■ SET EXERCISE ■
For each line that holds "name", copy the line out.

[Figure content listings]
__________
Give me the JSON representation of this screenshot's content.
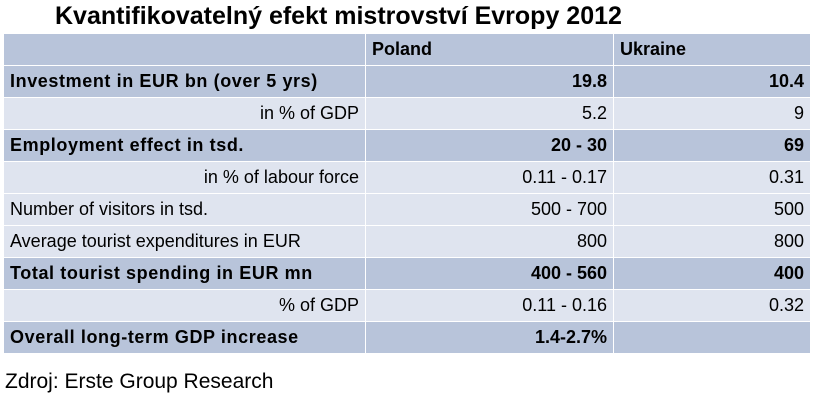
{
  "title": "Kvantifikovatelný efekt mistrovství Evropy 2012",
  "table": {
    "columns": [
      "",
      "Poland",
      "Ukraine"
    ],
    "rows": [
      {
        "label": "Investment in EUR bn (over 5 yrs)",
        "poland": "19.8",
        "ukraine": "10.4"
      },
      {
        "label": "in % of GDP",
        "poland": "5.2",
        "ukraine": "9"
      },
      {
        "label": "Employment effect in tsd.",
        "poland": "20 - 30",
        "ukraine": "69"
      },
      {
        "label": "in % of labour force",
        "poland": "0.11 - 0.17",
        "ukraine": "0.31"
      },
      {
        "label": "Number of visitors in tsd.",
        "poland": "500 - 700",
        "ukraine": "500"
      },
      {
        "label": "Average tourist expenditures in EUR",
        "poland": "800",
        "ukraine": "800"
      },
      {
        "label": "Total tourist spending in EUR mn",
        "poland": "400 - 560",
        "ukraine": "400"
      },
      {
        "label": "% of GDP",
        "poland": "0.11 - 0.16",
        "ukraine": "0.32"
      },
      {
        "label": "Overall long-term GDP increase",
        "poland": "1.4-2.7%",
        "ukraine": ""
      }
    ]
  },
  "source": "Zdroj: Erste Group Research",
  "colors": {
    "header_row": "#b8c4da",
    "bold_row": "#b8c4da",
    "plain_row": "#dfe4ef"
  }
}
__________
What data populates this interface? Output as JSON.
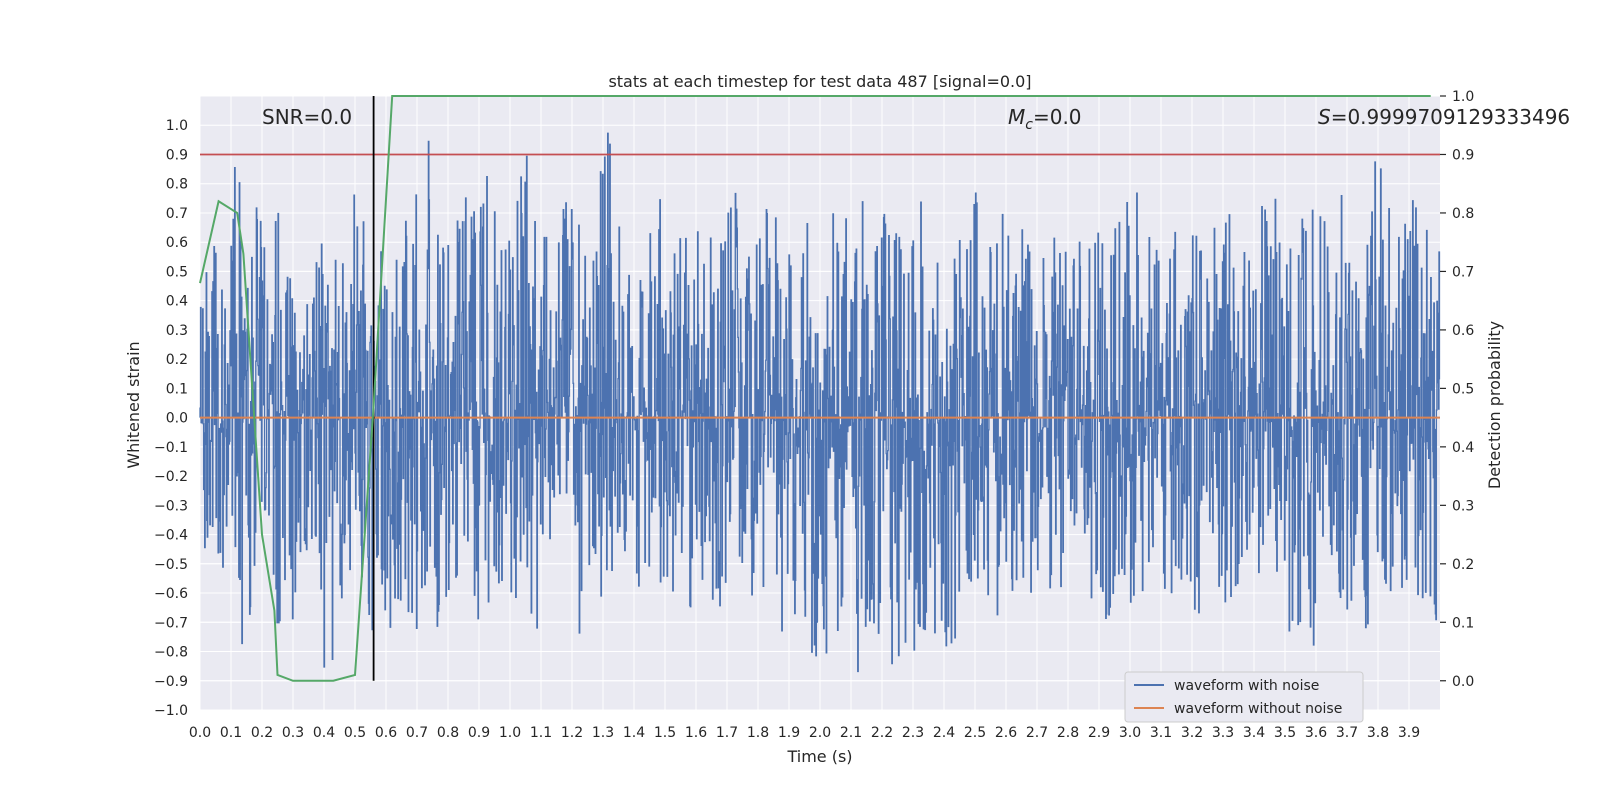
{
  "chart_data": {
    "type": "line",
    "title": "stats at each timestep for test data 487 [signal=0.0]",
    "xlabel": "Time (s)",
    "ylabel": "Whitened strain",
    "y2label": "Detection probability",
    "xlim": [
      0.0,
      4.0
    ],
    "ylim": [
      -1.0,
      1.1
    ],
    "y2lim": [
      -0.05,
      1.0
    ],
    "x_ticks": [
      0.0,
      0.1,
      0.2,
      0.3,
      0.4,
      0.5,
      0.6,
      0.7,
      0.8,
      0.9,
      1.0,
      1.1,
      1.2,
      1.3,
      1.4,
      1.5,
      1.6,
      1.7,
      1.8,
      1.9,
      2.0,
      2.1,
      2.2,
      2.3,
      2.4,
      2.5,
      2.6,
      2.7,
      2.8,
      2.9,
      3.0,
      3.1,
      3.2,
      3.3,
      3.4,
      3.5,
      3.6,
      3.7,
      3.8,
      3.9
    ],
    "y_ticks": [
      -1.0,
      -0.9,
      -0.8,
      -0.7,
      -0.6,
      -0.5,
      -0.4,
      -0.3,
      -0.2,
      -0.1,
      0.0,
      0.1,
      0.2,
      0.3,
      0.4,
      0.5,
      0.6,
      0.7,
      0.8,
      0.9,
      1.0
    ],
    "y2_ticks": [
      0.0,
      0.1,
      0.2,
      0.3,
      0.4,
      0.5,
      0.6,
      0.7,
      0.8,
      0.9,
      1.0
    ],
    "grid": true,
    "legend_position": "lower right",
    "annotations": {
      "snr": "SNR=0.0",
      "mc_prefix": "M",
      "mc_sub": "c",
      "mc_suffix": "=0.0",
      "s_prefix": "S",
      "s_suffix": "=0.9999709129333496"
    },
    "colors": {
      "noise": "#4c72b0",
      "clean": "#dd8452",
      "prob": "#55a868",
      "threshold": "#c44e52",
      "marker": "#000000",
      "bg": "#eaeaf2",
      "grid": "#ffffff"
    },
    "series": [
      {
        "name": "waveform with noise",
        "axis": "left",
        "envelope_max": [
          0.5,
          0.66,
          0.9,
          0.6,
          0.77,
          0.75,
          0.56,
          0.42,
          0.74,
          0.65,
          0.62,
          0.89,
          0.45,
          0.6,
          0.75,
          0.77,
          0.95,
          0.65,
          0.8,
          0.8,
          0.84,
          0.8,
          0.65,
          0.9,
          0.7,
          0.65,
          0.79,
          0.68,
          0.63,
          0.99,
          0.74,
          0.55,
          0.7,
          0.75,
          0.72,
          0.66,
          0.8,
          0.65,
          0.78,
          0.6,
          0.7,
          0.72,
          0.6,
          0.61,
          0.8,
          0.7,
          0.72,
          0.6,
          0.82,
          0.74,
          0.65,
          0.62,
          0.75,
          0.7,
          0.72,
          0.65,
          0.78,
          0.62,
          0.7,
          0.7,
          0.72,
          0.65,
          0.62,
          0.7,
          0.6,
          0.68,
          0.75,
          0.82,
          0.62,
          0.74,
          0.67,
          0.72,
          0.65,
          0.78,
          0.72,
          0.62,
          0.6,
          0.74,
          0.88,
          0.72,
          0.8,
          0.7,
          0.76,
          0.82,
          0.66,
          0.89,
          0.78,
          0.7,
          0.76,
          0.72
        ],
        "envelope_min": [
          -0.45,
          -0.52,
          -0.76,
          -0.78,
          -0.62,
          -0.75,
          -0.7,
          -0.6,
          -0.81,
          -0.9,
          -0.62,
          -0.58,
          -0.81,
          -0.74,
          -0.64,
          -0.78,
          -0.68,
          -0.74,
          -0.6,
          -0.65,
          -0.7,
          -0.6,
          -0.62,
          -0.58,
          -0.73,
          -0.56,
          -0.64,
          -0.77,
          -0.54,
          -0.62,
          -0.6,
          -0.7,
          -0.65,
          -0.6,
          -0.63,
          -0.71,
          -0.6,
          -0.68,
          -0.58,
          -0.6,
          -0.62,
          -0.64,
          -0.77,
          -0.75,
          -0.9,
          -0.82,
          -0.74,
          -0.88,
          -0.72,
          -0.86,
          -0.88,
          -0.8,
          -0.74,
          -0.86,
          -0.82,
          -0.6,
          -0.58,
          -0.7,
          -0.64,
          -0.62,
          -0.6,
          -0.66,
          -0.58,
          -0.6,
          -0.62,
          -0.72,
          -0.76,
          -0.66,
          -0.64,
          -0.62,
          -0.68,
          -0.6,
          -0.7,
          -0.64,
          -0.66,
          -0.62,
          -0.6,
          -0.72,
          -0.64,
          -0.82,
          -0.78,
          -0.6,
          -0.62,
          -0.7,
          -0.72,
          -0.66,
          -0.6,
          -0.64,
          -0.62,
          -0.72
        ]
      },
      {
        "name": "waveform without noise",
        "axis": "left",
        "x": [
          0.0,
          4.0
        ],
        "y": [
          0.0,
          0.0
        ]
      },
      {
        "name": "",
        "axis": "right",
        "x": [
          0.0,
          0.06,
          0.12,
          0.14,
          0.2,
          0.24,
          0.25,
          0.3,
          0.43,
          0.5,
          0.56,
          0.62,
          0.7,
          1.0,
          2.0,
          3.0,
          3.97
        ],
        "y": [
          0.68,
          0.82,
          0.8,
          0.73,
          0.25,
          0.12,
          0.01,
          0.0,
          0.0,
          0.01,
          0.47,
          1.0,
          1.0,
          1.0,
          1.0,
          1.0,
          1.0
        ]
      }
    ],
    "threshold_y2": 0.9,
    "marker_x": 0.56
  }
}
__________
■ WRITTEN RESPONSE ■
        "name": "waveform with noise",
        "name": "waveform without noise",
        "name": "",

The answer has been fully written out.